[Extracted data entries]
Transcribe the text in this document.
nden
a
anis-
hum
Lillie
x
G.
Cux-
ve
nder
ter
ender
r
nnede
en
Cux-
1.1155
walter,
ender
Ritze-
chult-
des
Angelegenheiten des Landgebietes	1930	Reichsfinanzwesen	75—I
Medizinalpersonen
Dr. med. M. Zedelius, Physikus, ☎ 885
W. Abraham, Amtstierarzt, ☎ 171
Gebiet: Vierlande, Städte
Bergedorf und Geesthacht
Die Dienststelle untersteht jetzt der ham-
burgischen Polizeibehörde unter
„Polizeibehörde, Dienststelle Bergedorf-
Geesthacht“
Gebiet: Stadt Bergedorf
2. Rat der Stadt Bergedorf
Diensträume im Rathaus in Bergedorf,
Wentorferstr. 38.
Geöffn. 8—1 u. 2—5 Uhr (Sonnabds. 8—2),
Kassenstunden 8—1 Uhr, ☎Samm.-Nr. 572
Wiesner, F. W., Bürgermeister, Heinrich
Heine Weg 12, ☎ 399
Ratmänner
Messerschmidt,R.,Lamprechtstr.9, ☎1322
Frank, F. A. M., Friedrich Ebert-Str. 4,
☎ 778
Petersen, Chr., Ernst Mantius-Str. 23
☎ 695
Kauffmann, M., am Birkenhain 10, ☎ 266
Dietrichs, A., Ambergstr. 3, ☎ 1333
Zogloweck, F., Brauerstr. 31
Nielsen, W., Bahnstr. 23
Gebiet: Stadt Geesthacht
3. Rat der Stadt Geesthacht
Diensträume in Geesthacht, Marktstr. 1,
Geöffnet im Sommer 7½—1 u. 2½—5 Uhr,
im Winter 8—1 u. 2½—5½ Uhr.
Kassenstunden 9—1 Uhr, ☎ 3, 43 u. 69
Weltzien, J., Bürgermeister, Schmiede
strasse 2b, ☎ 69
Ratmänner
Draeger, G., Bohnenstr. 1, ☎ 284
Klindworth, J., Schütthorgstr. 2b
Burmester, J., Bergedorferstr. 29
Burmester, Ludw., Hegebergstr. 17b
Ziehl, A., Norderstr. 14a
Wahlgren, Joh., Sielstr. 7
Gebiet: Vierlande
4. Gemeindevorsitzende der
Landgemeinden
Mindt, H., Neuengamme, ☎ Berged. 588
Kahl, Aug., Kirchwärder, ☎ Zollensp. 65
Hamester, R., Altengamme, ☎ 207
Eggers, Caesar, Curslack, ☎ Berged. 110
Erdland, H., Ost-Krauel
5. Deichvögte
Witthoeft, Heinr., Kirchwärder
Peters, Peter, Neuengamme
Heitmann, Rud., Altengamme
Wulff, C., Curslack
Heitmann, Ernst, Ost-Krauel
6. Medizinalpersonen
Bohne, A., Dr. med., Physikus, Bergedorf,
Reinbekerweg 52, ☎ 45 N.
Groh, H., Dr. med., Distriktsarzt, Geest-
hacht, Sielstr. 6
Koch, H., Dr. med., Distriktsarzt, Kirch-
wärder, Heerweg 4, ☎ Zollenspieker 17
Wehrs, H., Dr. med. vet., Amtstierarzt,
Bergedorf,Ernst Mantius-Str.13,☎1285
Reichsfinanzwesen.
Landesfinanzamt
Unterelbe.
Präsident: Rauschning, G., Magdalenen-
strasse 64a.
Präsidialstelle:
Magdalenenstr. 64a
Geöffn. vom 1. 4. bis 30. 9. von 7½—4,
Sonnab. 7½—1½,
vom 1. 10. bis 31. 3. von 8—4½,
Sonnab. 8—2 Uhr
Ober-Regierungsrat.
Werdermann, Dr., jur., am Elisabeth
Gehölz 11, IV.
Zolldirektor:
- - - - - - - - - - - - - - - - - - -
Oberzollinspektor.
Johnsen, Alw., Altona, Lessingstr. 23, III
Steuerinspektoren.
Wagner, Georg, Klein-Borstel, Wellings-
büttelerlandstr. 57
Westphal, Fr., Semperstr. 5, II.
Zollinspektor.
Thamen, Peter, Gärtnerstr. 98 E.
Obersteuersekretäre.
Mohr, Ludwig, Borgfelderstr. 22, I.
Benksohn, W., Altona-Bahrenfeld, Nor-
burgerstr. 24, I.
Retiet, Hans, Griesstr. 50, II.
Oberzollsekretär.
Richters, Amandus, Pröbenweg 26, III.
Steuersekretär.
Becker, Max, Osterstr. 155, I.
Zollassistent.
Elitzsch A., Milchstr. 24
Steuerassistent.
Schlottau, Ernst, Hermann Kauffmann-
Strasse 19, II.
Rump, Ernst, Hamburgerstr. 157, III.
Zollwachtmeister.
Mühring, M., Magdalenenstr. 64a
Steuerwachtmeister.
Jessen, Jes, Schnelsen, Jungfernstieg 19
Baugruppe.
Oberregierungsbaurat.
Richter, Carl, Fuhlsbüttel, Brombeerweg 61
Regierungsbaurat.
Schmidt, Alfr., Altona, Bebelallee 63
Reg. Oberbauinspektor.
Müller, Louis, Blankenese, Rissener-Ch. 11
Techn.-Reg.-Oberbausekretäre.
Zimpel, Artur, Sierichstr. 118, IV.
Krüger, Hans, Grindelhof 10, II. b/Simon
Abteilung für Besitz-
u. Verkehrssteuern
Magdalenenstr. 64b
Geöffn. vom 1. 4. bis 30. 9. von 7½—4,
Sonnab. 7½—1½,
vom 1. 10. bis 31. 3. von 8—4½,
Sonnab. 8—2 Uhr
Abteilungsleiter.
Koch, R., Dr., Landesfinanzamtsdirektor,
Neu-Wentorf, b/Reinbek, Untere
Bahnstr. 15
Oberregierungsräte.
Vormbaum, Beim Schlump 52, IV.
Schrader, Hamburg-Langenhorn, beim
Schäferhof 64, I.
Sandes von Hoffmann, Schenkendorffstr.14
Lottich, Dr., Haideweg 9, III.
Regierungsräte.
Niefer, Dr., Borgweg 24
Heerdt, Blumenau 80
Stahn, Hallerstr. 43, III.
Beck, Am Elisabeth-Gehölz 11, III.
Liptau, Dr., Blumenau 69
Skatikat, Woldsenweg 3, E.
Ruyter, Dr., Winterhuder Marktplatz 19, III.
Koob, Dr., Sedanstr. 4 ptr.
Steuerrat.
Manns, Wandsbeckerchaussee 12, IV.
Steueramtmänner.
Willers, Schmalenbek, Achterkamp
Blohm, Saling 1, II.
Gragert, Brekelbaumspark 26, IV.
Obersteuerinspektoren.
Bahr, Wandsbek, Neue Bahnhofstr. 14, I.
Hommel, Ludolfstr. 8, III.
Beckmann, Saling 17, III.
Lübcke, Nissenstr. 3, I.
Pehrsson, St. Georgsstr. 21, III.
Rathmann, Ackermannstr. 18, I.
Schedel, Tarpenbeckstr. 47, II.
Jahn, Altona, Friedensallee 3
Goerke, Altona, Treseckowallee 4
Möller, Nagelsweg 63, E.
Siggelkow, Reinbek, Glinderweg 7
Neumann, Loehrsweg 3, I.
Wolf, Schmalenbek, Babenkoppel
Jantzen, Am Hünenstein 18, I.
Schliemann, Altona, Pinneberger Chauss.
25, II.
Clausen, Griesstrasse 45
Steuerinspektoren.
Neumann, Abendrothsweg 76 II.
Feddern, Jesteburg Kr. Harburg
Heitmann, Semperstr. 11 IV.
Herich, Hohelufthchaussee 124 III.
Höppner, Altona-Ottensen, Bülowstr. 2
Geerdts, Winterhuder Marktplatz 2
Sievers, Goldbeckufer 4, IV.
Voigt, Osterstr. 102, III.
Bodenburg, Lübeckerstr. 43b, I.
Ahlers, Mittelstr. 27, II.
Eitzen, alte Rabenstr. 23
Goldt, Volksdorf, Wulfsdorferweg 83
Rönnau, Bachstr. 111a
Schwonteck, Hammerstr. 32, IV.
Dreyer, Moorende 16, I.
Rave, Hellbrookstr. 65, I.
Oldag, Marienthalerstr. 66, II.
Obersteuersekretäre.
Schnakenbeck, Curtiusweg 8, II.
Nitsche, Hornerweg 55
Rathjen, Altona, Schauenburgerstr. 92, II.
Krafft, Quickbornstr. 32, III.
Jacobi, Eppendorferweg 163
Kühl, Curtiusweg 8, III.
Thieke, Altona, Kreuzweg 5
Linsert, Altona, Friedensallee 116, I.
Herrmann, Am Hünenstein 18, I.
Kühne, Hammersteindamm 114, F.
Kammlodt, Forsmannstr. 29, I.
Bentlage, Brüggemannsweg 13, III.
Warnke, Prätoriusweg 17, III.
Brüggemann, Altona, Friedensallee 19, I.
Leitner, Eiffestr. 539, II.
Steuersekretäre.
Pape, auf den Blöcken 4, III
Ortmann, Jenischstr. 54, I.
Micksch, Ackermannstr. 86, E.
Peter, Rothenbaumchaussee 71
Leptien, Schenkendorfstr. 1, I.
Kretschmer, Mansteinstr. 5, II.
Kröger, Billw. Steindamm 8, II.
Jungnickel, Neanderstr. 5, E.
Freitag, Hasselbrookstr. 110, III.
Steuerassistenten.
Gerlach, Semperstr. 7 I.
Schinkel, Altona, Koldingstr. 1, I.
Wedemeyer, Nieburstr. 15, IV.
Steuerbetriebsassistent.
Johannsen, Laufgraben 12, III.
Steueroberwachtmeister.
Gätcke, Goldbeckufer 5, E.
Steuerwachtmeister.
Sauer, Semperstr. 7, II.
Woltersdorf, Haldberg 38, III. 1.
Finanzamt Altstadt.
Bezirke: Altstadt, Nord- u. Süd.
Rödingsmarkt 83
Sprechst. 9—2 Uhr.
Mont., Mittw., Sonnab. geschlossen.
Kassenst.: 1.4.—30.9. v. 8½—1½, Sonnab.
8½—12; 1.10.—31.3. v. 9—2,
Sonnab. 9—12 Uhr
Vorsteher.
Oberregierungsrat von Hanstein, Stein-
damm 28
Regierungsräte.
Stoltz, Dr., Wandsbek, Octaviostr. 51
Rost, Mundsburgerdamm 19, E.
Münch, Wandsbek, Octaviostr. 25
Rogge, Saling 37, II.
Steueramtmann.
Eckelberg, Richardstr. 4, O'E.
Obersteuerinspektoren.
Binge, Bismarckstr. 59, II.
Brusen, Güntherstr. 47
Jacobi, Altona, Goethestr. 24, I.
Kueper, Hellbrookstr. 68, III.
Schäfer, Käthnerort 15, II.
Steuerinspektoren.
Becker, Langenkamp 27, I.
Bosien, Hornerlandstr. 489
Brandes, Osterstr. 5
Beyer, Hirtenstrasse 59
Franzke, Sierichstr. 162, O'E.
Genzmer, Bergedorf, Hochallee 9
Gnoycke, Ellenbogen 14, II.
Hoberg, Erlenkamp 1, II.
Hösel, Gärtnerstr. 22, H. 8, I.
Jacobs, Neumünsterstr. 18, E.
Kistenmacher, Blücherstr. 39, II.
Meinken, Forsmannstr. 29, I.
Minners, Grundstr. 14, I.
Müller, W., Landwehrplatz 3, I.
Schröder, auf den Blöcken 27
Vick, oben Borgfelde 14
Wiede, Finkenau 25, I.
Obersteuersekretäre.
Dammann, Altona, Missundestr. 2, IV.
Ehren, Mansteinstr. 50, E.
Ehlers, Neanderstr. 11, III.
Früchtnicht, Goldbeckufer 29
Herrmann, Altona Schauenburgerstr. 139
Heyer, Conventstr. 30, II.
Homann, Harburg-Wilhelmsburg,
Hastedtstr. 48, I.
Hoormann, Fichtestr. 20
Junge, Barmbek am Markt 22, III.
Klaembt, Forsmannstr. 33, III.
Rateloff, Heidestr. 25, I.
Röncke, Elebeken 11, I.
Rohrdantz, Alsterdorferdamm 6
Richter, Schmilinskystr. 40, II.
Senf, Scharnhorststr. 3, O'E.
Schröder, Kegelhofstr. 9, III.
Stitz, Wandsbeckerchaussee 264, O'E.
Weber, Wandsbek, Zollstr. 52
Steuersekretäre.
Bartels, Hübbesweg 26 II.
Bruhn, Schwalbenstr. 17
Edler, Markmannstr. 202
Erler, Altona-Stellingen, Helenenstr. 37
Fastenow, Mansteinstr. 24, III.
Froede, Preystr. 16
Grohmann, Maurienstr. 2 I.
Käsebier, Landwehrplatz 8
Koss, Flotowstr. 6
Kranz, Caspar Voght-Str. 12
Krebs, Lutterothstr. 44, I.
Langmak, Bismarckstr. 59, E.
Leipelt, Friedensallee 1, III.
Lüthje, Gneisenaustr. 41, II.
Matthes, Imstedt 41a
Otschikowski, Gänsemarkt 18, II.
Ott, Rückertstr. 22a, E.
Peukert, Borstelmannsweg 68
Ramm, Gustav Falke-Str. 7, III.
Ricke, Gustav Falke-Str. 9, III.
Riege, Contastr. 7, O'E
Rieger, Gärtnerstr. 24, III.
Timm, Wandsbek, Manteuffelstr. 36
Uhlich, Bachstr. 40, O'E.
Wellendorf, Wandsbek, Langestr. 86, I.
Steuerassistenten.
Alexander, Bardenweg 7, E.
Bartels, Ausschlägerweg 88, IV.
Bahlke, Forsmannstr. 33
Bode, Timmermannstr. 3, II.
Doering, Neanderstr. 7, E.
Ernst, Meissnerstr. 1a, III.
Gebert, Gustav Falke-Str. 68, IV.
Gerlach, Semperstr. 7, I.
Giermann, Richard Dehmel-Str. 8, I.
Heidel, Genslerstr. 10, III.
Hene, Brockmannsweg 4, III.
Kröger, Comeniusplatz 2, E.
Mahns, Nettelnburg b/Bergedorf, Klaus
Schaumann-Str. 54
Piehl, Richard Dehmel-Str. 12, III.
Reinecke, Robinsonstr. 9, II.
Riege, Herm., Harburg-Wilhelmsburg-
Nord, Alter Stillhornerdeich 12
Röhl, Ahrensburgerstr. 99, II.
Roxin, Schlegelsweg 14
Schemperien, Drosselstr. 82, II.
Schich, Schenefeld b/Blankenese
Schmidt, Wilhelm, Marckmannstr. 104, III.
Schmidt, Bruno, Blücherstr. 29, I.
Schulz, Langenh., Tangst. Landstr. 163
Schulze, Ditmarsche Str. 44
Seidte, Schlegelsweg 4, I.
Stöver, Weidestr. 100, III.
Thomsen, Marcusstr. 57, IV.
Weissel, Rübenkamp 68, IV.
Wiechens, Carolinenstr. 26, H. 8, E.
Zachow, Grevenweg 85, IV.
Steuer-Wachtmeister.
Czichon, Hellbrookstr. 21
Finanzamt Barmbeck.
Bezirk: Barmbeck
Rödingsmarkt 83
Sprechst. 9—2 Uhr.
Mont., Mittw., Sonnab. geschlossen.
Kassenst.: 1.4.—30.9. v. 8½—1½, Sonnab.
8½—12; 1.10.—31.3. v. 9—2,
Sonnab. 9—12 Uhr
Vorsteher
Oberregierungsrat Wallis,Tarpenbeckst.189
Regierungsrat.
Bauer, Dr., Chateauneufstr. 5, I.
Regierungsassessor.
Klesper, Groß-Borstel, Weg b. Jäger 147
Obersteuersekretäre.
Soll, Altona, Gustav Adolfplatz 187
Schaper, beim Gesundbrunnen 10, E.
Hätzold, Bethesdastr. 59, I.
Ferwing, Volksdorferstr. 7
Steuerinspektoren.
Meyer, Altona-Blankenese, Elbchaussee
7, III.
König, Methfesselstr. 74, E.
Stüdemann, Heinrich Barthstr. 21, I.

[TASK DETAILS]
Copy out all lines above that include the string "Physikus".

[REPLY]
Dr. med. M. Zedelius, Physikus, ☎ 885
Bohne, A., Dr. med., Physikus, Bergedorf,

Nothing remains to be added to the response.